··· RECORD SET
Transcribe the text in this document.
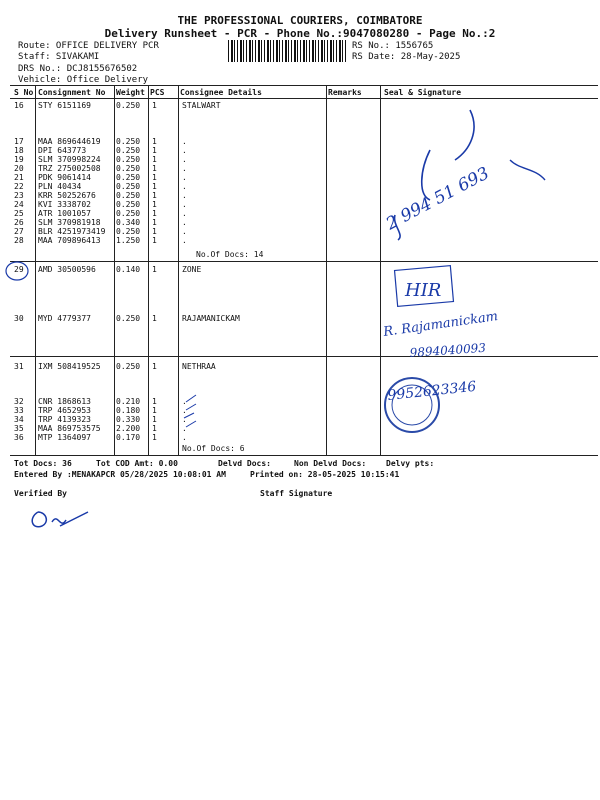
THE PROFESSIONAL COURIERS, COIMBATORE
Delivery Runsheet - PCR - Phone No.:9047080280 - Page No.:2
Route: OFFICE DELIVERY PCR
Staff: SIVAKAMI
DRS No.: DCJ8155676502
Vehicle: Office Delivery
RS No.: 1556765
RS Date: 28-May-2025
S No Consignment No Weight PCS Consignee Details	Remarks	Seal & Signature
16 STY 6151169	0.250 1	STALWART
17 MAA 869644619 0.250 1	.
18 DPI 643773	0.250 1	.
19 SLM 370998224 0.250 1	.
20 TRZ 275002508 0.250 1	.
21 PDK 9061414	0.250 1	.
22 PLN 40434	0.250 1	.
23 KRR 50252676	0.250 1	.
24 KVI 3338702	0.250 1	.
25 ATR 1001057	0.250 1	.
26 SLM 370981918 0.340 1	.
27 BLR 4251973419 0.250 1	.
28 MAA 709896413 1.250 1	.
No.Of Docs: 14
29 AMD 30500596	0.140 1	ZONE
30 MYD 4779377	0.250 1	RAJAMANICKAM
31 IXM 508419525 0.250 1	NETHRAA
32 CNR 1868613	0.210 1	.
33 TRP 4652953	0.180 1	.
34 TRP 4139323	0.330 1	.
35 MAA 869753575 2.200 1	.
36 MTP 1364097	0.170 1	.
No.Of Docs: 6
Tot Docs: 36	Tot COD Amt: 0.00	Delvd Docs:	Non Delvd Docs: Delvy pts:
Entered By :MENAKAPCR 05/28/2025 10:08:01 AM	Printed on: 28-05-2025 10:15:41
Verified By	Staff Signature
2 994 51 693
HIR
R. Rajamanickam
9894040093
9952623346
······
WRITTEN REQUEST: What you return should match the records above word for word, minus the pictures.

FULL OUTPUT:
Transcribe the text in this document.
THE PROFESSIONAL COURIERS, COIMBATORE
Delivery Runsheet - PCR - Phone No.:9047080280 - Page No.:2
Route: OFFICE DELIVERY PCR
Staff: SIVAKAMI
DRS No.: DCJ8155676502
Vehicle: Office Delivery
RS No.: 1556765
RS Date: 28-May-2025
S No Consignment No Weight PCS Consignee Details	Remarks	Seal & Signature
16 STY 6151169	0.250 1	STALWART
17 MAA 869644619 0.250 1	.
18 DPI 643773	0.250 1	.
19 SLM 370998224 0.250 1	.
20 TRZ 275002508 0.250 1	.
21 PDK 9061414	0.250 1	.
22 PLN 40434	0.250 1	.
23 KRR 50252676	0.250 1	.
24 KVI 3338702	0.250 1	.
25 ATR 1001057	0.250 1	.
26 SLM 370981918 0.340 1	.
27 BLR 4251973419 0.250 1	.
28 MAA 709896413 1.250 1	.
No.Of Docs: 14
29 AMD 30500596	0.140 1	ZONE
30 MYD 4779377	0.250 1	RAJAMANICKAM
31 IXM 508419525 0.250 1	NETHRAA
32 CNR 1868613	0.210 1	.
33 TRP 4652953	0.180 1	.
34 TRP 4139323	0.330 1	.
35 MAA 869753575 2.200 1	.
36 MTP 1364097	0.170 1	.
No.Of Docs: 6
Tot Docs: 36	Tot COD Amt: 0.00	Delvd Docs:	Non Delvd Docs: Delvy pts:
Entered By :MENAKAPCR 05/28/2025 10:08:01 AM	Printed on: 28-05-2025 10:15:41
Verified By	Staff Signature
2 994 51 693
HIR
R. Rajamanickam
9894040093
9952623346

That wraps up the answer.